Identify each line in the records below that contains the word "paagældende", and copy it.

— Begin —

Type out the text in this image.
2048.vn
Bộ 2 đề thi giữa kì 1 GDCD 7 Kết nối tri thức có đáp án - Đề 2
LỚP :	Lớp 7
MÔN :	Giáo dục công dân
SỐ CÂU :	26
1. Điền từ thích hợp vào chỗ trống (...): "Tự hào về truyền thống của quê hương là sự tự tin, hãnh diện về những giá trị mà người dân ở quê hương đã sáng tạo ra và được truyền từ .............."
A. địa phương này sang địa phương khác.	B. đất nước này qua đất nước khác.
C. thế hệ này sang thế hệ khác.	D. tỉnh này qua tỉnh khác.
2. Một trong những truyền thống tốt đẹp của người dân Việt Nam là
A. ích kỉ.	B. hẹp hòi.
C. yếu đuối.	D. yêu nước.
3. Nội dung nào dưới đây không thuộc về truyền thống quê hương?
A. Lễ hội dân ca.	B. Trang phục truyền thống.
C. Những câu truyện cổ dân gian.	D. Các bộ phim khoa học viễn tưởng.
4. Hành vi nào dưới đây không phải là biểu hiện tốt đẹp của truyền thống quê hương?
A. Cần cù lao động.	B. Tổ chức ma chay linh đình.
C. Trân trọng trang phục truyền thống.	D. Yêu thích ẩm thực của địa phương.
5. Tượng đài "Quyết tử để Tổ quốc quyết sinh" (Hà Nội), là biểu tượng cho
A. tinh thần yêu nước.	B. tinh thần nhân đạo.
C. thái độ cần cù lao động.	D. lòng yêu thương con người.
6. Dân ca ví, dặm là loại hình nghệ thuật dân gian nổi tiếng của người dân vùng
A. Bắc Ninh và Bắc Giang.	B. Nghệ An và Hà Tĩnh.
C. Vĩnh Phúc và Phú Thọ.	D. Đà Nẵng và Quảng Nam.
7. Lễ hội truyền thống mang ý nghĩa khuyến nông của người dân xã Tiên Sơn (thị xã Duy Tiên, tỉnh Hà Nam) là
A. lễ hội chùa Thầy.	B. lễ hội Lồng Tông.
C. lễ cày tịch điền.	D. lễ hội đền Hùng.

— End —
— Begin —

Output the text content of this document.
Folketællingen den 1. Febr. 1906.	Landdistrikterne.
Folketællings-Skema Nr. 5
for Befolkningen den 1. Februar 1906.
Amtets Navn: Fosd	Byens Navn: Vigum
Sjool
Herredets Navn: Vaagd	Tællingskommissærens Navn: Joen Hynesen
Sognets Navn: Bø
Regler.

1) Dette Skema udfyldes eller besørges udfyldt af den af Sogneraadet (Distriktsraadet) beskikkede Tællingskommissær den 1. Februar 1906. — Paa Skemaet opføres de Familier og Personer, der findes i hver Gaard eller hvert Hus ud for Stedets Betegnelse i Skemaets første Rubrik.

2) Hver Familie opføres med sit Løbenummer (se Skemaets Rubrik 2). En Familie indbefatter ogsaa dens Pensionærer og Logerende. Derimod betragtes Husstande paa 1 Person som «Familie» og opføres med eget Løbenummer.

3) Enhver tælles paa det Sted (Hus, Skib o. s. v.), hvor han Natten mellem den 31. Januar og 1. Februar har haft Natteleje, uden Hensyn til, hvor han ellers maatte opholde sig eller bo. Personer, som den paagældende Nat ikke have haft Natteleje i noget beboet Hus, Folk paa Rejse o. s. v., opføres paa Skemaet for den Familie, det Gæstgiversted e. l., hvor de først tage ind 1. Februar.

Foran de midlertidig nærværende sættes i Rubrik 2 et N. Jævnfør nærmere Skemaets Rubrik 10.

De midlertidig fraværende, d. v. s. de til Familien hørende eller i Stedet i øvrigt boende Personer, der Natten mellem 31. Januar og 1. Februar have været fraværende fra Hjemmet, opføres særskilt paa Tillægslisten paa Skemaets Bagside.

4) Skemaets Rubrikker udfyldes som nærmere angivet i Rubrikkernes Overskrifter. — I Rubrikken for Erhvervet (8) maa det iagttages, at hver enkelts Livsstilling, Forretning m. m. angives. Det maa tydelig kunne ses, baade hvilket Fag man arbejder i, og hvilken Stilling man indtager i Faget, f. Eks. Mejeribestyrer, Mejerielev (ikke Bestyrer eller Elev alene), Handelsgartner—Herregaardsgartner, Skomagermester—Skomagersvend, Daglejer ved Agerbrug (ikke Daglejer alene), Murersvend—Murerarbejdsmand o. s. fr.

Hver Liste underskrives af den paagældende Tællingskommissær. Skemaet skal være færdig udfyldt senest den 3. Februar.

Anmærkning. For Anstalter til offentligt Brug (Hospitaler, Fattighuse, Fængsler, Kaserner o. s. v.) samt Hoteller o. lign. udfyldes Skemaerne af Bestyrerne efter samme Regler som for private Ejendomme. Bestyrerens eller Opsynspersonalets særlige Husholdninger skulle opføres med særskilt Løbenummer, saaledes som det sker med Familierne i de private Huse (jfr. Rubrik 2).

— End —

» Solution below:
3) Enhver tælles paa det Sted (Hus, Skib o. s. v.), hvor han Natten mellem den 31. Januar og 1. Februar har haft Natteleje, uden Hensyn til, hvor han ellers maatte opholde sig eller bo. Personer, som den paagældende Nat ikke have haft Natteleje i noget beboet Hus, Folk paa Rejse o. s. v., opføres paa Skemaet for den Familie, det Gæstgiversted e. l., hvor de først tage ind 1. Februar.
Hver Liste underskrives af den paagældende Tællingskommissær. Skemaet skal være færdig udfyldt senest den 3. Februar.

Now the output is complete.